_Description of the task_
Find every line below that contains the word "kami" and copy it out.

** begin **

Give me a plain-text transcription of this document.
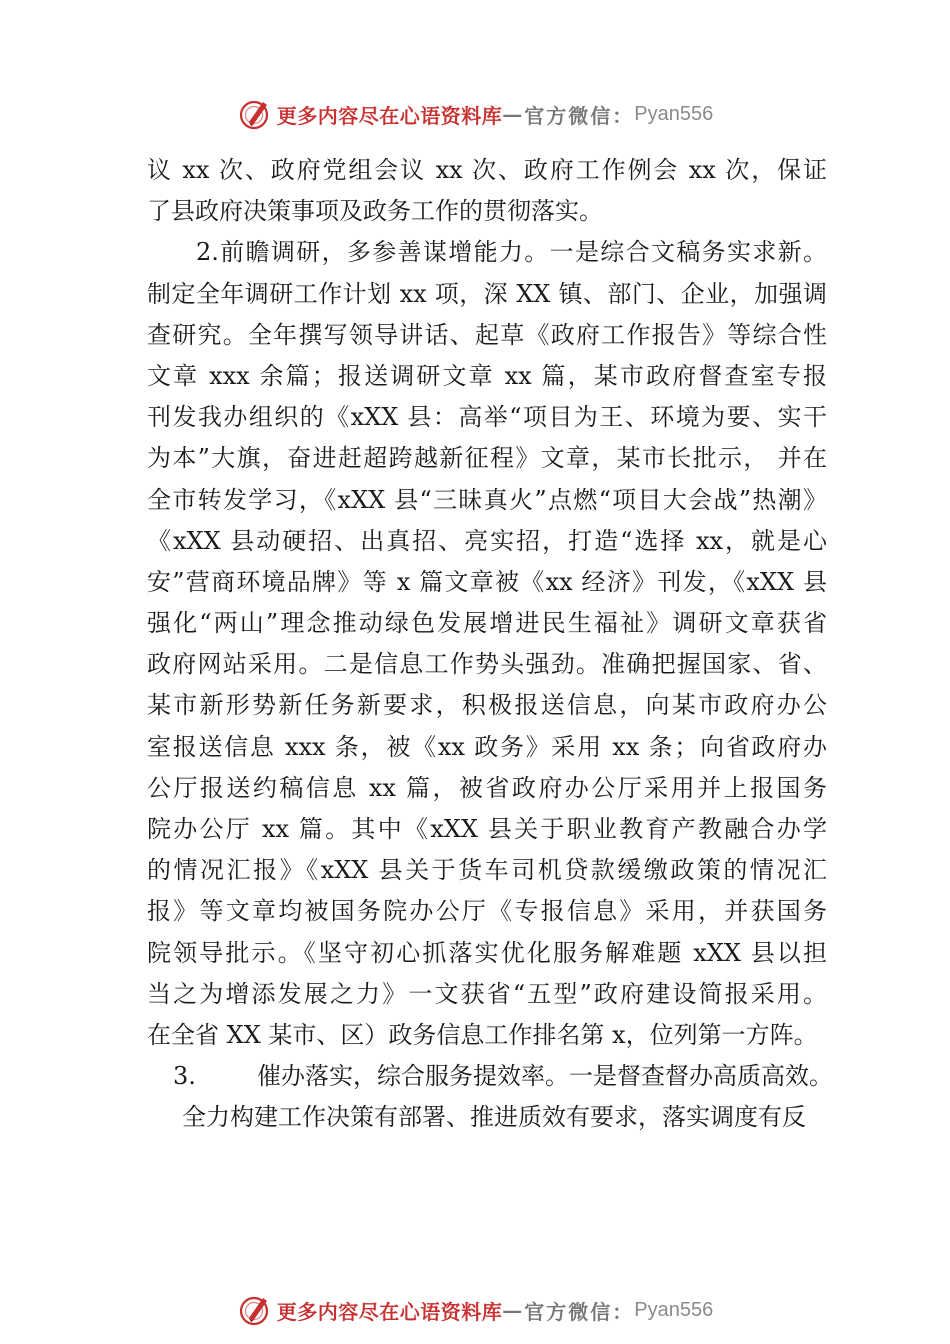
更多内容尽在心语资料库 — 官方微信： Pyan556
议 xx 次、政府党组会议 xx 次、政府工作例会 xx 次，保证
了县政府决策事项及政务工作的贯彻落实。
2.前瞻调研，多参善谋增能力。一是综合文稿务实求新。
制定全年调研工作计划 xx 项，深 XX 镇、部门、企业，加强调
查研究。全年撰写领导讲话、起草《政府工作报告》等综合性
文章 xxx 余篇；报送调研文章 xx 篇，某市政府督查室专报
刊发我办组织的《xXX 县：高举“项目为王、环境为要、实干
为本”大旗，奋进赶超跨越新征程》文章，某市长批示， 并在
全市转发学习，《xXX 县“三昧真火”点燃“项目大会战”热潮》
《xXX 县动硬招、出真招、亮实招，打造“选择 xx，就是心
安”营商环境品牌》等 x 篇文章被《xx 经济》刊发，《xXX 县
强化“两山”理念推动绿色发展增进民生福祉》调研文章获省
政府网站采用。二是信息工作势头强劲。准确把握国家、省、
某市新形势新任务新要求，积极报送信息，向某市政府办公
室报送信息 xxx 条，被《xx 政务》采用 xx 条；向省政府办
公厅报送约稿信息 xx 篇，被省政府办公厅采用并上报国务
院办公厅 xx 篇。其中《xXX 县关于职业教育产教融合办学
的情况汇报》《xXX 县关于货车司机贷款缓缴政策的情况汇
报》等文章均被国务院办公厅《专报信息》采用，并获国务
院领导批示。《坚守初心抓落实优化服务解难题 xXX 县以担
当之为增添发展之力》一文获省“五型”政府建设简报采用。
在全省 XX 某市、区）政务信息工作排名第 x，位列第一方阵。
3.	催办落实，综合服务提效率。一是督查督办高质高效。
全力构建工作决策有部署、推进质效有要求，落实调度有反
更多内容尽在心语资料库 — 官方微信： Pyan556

** end **
** begin **

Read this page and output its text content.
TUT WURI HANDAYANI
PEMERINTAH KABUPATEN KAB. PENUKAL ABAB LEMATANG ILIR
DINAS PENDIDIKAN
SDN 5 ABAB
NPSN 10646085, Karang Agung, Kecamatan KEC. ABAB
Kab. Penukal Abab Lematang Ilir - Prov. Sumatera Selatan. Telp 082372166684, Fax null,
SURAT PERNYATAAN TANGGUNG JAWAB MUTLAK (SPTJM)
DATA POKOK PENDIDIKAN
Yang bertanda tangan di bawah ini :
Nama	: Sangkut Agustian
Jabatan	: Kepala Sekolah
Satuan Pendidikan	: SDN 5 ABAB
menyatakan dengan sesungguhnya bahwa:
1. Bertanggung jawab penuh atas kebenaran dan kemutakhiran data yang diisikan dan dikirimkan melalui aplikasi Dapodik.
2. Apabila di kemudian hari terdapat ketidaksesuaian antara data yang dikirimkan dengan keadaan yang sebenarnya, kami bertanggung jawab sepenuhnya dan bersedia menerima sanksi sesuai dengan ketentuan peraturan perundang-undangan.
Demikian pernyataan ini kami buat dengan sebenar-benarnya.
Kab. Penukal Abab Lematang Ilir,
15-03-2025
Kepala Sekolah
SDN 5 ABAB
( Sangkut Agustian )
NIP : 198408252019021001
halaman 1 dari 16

** end **

_Task result_
2. Apabila di kemudian hari terdapat ketidaksesuaian antara data yang dikirimkan dengan keadaan yang sebenarnya, kami bertanggung jawab sepenuhnya dan bersedia menerima sanksi sesuai dengan ketentuan peraturan perundang-undangan.
Demikian pernyataan ini kami buat dengan sebenar-benarnya.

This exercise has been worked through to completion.